= Given records =
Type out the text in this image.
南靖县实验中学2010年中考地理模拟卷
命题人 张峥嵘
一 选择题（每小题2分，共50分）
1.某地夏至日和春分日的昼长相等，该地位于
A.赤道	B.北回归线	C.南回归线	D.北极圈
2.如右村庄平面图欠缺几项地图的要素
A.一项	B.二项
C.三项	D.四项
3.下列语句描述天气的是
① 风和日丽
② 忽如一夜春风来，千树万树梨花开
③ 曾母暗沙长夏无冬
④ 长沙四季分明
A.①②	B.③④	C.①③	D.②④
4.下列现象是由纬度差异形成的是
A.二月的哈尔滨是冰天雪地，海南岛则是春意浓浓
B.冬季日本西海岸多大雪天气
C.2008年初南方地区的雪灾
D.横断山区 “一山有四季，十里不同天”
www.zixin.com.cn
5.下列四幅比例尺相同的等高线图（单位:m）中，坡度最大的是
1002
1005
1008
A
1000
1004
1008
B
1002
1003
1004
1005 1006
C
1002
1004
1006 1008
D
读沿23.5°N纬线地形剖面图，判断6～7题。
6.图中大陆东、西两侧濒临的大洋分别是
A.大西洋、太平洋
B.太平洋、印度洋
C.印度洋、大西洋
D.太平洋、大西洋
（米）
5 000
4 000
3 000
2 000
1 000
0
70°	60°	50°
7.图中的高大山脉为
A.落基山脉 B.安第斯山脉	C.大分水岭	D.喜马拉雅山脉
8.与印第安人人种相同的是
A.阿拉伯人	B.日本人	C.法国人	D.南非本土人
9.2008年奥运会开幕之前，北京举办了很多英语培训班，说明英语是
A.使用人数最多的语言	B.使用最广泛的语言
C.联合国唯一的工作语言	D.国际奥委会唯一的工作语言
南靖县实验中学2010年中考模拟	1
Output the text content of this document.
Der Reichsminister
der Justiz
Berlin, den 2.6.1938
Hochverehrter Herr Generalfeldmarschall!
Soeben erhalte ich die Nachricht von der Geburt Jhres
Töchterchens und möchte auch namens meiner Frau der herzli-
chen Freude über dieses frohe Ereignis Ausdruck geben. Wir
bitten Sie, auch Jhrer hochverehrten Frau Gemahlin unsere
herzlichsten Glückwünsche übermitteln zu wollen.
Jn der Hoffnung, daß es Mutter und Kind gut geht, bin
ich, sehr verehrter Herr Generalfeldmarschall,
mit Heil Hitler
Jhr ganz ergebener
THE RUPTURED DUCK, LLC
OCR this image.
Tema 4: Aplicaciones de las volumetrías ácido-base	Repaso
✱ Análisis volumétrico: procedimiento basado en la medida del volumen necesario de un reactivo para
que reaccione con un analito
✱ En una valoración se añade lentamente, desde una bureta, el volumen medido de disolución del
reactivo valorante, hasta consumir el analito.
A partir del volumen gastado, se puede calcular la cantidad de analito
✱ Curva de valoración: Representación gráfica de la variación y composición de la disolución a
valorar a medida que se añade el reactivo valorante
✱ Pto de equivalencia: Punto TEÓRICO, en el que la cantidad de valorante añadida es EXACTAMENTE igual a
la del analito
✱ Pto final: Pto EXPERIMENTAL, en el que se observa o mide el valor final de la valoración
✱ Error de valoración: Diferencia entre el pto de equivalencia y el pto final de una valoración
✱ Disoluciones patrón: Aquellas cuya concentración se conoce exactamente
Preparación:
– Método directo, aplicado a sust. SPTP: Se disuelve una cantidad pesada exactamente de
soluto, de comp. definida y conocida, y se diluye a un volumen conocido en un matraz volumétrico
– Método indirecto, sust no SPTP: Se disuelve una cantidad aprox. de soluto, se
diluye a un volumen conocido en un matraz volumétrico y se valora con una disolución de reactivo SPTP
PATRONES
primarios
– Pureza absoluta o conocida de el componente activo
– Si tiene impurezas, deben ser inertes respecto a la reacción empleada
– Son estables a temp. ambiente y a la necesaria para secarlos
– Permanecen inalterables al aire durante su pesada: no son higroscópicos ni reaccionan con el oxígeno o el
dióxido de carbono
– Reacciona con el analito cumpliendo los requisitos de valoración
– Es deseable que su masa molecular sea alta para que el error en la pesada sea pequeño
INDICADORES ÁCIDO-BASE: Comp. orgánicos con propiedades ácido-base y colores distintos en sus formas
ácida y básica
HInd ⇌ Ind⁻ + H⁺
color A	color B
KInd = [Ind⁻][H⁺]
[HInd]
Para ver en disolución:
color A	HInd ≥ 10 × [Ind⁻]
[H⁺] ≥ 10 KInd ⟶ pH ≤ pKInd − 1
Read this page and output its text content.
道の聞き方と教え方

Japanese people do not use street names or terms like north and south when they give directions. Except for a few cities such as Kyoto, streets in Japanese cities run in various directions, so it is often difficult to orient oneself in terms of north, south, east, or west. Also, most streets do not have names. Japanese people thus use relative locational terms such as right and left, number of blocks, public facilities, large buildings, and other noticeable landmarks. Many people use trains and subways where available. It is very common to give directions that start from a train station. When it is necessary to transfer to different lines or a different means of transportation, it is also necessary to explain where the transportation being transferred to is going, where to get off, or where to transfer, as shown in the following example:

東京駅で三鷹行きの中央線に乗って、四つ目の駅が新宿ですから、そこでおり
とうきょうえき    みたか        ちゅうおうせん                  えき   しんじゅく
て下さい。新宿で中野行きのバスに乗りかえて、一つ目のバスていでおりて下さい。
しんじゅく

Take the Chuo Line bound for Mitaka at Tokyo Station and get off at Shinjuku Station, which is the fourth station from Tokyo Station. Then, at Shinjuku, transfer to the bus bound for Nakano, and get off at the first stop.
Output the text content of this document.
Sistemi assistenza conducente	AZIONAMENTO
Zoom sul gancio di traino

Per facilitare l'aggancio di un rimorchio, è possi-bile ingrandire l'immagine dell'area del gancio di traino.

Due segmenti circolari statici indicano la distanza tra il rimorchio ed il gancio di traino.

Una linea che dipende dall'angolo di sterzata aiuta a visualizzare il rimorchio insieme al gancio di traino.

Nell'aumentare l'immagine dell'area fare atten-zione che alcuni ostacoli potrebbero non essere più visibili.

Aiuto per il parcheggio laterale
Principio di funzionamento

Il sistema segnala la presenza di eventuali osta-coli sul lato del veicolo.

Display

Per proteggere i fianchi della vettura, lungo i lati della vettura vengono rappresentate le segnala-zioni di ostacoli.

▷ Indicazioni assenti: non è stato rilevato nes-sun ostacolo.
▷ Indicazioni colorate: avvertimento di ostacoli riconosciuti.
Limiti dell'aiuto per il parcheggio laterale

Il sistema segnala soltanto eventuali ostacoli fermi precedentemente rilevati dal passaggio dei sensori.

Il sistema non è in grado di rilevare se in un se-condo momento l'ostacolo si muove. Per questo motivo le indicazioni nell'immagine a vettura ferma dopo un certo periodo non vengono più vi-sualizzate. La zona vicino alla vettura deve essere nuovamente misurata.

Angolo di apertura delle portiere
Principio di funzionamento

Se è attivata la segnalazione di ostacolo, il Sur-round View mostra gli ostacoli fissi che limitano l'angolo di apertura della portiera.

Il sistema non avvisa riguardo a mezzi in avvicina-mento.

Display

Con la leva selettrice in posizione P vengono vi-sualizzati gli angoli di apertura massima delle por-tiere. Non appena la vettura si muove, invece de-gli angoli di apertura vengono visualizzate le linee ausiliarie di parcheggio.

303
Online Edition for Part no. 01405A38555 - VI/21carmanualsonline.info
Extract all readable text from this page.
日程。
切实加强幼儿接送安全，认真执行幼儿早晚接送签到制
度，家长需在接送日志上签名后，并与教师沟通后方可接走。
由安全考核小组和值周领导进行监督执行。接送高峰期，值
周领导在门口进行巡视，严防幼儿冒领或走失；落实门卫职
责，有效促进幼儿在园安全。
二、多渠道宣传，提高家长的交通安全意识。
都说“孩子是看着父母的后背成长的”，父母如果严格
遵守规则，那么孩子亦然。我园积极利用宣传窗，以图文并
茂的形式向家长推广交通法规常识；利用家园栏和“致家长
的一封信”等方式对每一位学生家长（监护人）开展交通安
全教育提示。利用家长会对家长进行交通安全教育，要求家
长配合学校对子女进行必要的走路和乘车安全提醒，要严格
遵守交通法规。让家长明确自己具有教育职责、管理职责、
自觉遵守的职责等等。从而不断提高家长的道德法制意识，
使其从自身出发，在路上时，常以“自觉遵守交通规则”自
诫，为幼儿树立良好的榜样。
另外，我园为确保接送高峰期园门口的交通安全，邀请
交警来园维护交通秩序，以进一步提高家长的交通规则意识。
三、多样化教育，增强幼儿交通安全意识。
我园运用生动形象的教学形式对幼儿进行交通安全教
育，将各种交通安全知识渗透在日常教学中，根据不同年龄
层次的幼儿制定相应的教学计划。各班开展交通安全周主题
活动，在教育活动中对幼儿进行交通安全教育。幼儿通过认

= Task details =
Pick out the lines that have the word "della". Copy them all.

= Problem solution =
Per proteggere i fianchi della vettura, lungo i lati della vettura vengono rappresentate le segnala-zioni di ostacoli.
Se è attivata la segnalazione di ostacolo, il Sur-round View mostra gli ostacoli fissi che limitano l'angolo di apertura della portiera.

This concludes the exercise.